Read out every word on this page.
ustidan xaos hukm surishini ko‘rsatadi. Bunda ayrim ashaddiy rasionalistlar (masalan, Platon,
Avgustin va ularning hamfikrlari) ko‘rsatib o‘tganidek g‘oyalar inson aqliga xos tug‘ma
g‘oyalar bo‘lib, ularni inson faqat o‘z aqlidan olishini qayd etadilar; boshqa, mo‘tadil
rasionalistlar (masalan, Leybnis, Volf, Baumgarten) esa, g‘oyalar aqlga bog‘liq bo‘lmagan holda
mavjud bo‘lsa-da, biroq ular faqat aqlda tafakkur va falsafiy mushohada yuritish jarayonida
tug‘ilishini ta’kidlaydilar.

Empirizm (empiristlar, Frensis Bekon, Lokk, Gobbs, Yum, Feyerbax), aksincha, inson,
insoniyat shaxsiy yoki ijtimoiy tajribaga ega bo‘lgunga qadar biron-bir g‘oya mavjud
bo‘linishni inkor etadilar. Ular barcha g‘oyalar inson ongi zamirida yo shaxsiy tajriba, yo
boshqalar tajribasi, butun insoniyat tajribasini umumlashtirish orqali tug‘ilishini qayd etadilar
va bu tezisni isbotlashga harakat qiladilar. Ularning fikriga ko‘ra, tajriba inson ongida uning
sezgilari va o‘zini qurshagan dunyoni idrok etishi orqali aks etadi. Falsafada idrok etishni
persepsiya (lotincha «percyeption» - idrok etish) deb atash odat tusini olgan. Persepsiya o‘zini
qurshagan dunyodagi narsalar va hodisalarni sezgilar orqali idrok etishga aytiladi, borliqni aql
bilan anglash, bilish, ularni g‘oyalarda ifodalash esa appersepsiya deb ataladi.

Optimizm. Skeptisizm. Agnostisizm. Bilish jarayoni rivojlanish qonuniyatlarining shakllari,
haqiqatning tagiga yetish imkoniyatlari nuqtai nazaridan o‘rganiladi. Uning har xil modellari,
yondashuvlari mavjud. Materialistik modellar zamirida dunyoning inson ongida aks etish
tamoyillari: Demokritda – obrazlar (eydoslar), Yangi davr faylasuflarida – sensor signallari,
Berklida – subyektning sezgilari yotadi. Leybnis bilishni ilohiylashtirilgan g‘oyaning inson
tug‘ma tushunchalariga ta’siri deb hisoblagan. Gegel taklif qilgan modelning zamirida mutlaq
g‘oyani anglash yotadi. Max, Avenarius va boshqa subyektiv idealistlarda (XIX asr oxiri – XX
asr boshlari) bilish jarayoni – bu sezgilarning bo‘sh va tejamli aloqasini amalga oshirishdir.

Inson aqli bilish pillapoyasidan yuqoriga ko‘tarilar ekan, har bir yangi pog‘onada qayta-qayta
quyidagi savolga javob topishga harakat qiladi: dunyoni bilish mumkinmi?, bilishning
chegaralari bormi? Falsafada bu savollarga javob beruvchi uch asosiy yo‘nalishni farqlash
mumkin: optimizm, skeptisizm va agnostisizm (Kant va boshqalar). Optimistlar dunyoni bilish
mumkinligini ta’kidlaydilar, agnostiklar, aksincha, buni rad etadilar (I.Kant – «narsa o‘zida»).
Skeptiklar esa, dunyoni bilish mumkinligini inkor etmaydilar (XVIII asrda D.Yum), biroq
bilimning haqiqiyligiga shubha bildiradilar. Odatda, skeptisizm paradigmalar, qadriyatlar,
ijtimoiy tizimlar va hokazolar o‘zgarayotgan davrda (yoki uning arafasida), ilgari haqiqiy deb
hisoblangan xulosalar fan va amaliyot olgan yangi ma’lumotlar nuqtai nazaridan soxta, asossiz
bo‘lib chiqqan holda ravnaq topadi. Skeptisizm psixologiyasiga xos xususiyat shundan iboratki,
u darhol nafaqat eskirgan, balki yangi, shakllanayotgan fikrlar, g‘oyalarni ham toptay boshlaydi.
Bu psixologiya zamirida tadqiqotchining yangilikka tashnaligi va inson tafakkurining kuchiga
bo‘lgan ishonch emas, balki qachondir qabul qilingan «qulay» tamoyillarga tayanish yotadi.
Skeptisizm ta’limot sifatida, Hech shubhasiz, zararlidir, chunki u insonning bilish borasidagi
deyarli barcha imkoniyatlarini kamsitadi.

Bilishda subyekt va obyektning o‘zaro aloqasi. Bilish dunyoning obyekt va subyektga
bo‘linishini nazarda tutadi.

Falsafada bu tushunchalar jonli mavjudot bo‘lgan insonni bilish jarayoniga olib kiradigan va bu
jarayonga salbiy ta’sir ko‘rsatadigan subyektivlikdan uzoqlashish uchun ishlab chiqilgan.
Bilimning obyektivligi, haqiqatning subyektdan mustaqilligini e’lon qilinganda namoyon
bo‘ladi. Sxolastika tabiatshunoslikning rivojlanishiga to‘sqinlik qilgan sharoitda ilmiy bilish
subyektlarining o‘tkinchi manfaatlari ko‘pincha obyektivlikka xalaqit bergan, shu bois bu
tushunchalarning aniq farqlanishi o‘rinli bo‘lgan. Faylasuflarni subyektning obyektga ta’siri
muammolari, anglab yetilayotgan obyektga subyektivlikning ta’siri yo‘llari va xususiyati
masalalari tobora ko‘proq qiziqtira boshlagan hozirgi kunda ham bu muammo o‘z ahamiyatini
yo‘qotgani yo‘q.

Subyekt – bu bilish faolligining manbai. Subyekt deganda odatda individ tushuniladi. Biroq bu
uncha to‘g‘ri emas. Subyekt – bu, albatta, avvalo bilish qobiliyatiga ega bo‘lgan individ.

========

**Your instructions:**
Go through the material and copy out every line with "anglash" in it.

**Result:**
bilan anglash, bilish, ularni g‘oyalarda ifodalash esa appersepsiya deb ataladi.
g‘oyani anglash yotadi. Max, Avenarius va boshqa subyektiv idealistlarda (XIX asr oxiri – XX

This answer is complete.